Exercise goal
Quote the entries in full, character for character, without their images.

Input material
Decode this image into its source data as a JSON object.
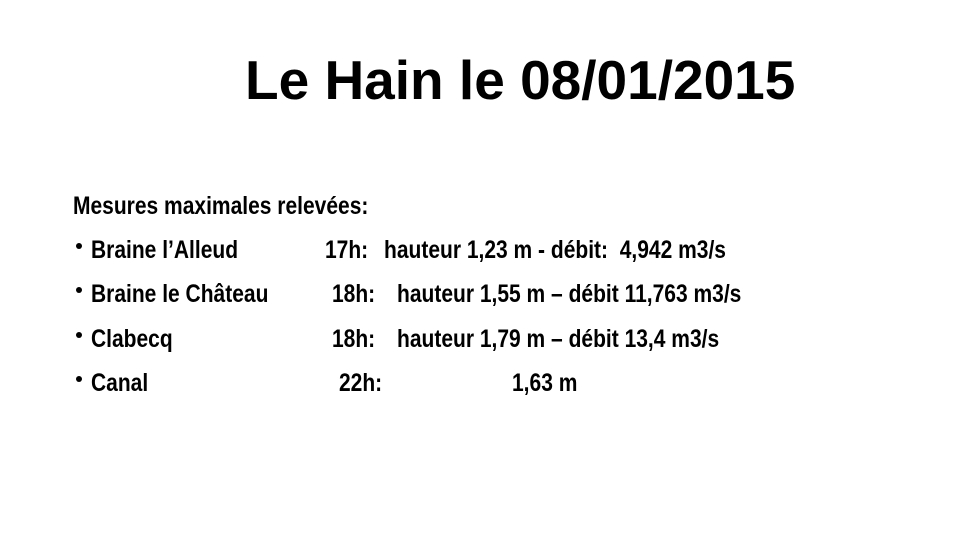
{
  "title": "Le Hain le 08/01/2015",
  "heading": "Mesures maximales relevées:",
  "rows": [
    {
      "station": "Braine l’Alleud",
      "time": "17h:",
      "measure": "hauteur 1,23 m - débit:  4,942 m3/s"
    },
    {
      "station": "Braine le Château",
      "time": "18h:",
      "measure": "hauteur 1,55 m – débit 11,763 m3/s"
    },
    {
      "station": "Clabecq",
      "time": "18h:",
      "measure": "hauteur 1,79 m – débit 13,4 m3/s"
    },
    {
      "station": "Canal",
      "time": "22h:",
      "measure": "1,63 m"
    }
  ]
}
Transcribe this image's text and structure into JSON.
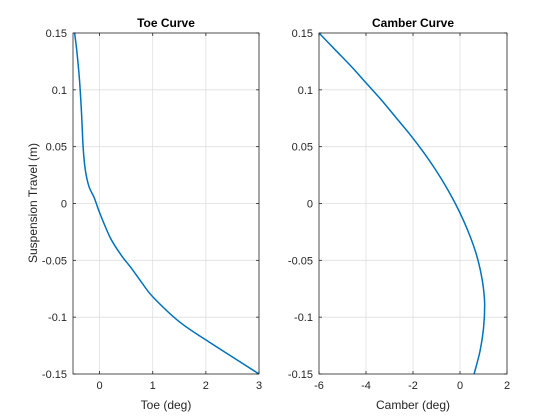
{
  "chart_data": [
    {
      "type": "line",
      "title": "Toe Curve",
      "xlabel": "Toe (deg)",
      "ylabel": "Suspension Travel (m)",
      "xlim": [
        -0.5,
        3
      ],
      "ylim": [
        -0.15,
        0.15
      ],
      "xticks": [
        0,
        1,
        2,
        3
      ],
      "yticks": [
        -0.15,
        -0.1,
        -0.05,
        0,
        0.05,
        0.1,
        0.15
      ],
      "xtick_labels": [
        "0",
        "1",
        "2",
        "3"
      ],
      "ytick_labels": [
        "-0.15",
        "-0.1",
        "-0.05",
        "0",
        "0.05",
        "0.1",
        "0.15"
      ],
      "grid": true,
      "color": "#0072BD",
      "series": [
        {
          "x": [
            -0.47,
            -0.43,
            -0.38,
            -0.34,
            -0.31,
            -0.27,
            -0.2,
            -0.1,
            0.0,
            0.2,
            0.4,
            0.6,
            0.8,
            1.0,
            1.5,
            2.0,
            2.5,
            3.0
          ],
          "y": [
            0.15,
            0.135,
            0.11,
            0.08,
            0.05,
            0.03,
            0.015,
            0.005,
            -0.008,
            -0.03,
            -0.045,
            -0.057,
            -0.07,
            -0.082,
            -0.104,
            -0.12,
            -0.135,
            -0.15
          ]
        }
      ]
    },
    {
      "type": "line",
      "title": "Camber Curve",
      "xlabel": "Camber (deg)",
      "ylabel": "",
      "xlim": [
        -6,
        2
      ],
      "ylim": [
        -0.15,
        0.15
      ],
      "xticks": [
        -6,
        -4,
        -2,
        0,
        2
      ],
      "yticks": [
        -0.15,
        -0.1,
        -0.05,
        0,
        0.05,
        0.1,
        0.15
      ],
      "xtick_labels": [
        "-6",
        "-4",
        "-2",
        "0",
        "2"
      ],
      "ytick_labels": [
        "-0.15",
        "-0.1",
        "-0.05",
        "0",
        "0.05",
        "0.1",
        "0.15"
      ],
      "grid": true,
      "color": "#0072BD",
      "series": [
        {
          "x": [
            -6.0,
            -5.3,
            -4.6,
            -3.95,
            -3.3,
            -2.7,
            -2.1,
            -1.55,
            -1.05,
            -0.6,
            -0.2,
            0.15,
            0.45,
            0.7,
            0.88,
            1.0,
            1.05,
            1.0,
            0.85,
            0.6
          ],
          "y": [
            0.15,
            0.135,
            0.12,
            0.105,
            0.09,
            0.075,
            0.06,
            0.045,
            0.03,
            0.015,
            0.0,
            -0.015,
            -0.03,
            -0.045,
            -0.06,
            -0.075,
            -0.09,
            -0.11,
            -0.13,
            -0.15
          ]
        }
      ]
    }
  ]
}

Written answer
Decode this image into its source data as a JSON object.
{
  "title": "Le Hain le 08/01/2015",
  "heading": "Mesures maximales relevées:",
  "rows": [
    {
      "station": "Braine l’Alleud",
      "time": "17h:",
      "measure": "hauteur 1,23 m - débit:  4,942 m3/s"
    },
    {
      "station": "Braine le Château",
      "time": "18h:",
      "measure": "hauteur 1,55 m – débit 11,763 m3/s"
    },
    {
      "station": "Clabecq",
      "time": "18h:",
      "measure": "hauteur 1,79 m – débit 13,4 m3/s"
    },
    {
      "station": "Canal",
      "time": "22h:",
      "measure": "1,63 m"
    }
  ]
}
Transcribe this image's text and structure into JSON.
{
  "chart_data": [
    {
      "type": "line",
      "title": "Toe Curve",
      "xlabel": "Toe (deg)",
      "ylabel": "Suspension Travel (m)",
      "xlim": [
        -0.5,
        3
      ],
      "ylim": [
        -0.15,
        0.15
      ],
      "xticks": [
        0,
        1,
        2,
        3
      ],
      "yticks": [
        -0.15,
        -0.1,
        -0.05,
        0,
        0.05,
        0.1,
        0.15
      ],
      "xtick_labels": [
        "0",
        "1",
        "2",
        "3"
      ],
      "ytick_labels": [
        "-0.15",
        "-0.1",
        "-0.05",
        "0",
        "0.05",
        "0.1",
        "0.15"
      ],
      "grid": true,
      "color": "#0072BD",
      "series": [
        {
          "x": [
            -0.47,
            -0.43,
            -0.38,
            -0.34,
            -0.31,
            -0.27,
            -0.2,
            -0.1,
            0.0,
            0.2,
            0.4,
            0.6,
            0.8,
            1.0,
            1.5,
            2.0,
            2.5,
            3.0
          ],
          "y": [
            0.15,
            0.135,
            0.11,
            0.08,
            0.05,
            0.03,
            0.015,
            0.005,
            -0.008,
            -0.03,
            -0.045,
            -0.057,
            -0.07,
            -0.082,
            -0.104,
            -0.12,
            -0.135,
            -0.15
          ]
        }
      ]
    },
    {
      "type": "line",
      "title": "Camber Curve",
      "xlabel": "Camber (deg)",
      "ylabel": "",
      "xlim": [
        -6,
        2
      ],
      "ylim": [
        -0.15,
        0.15
      ],
      "xticks": [
        -6,
        -4,
        -2,
        0,
        2
      ],
      "yticks": [
        -0.15,
        -0.1,
        -0.05,
        0,
        0.05,
        0.1,
        0.15
      ],
      "xtick_labels": [
        "-6",
        "-4",
        "-2",
        "0",
        "2"
      ],
      "ytick_labels": [
        "-0.15",
        "-0.1",
        "-0.05",
        "0",
        "0.05",
        "0.1",
        "0.15"
      ],
      "grid": true,
      "color": "#0072BD",
      "series": [
        {
          "x": [
            -6.0,
            -5.3,
            -4.6,
            -3.95,
            -3.3,
            -2.7,
            -2.1,
            -1.55,
            -1.05,
            -0.6,
            -0.2,
            0.15,
            0.45,
            0.7,
            0.88,
            1.0,
            1.05,
            1.0,
            0.85,
            0.6
          ],
          "y": [
            0.15,
            0.135,
            0.12,
            0.105,
            0.09,
            0.075,
            0.06,
            0.045,
            0.03,
            0.015,
            0.0,
            -0.015,
            -0.03,
            -0.045,
            -0.06,
            -0.075,
            -0.09,
            -0.11,
            -0.13,
            -0.15
          ]
        }
      ]
    }
  ]
}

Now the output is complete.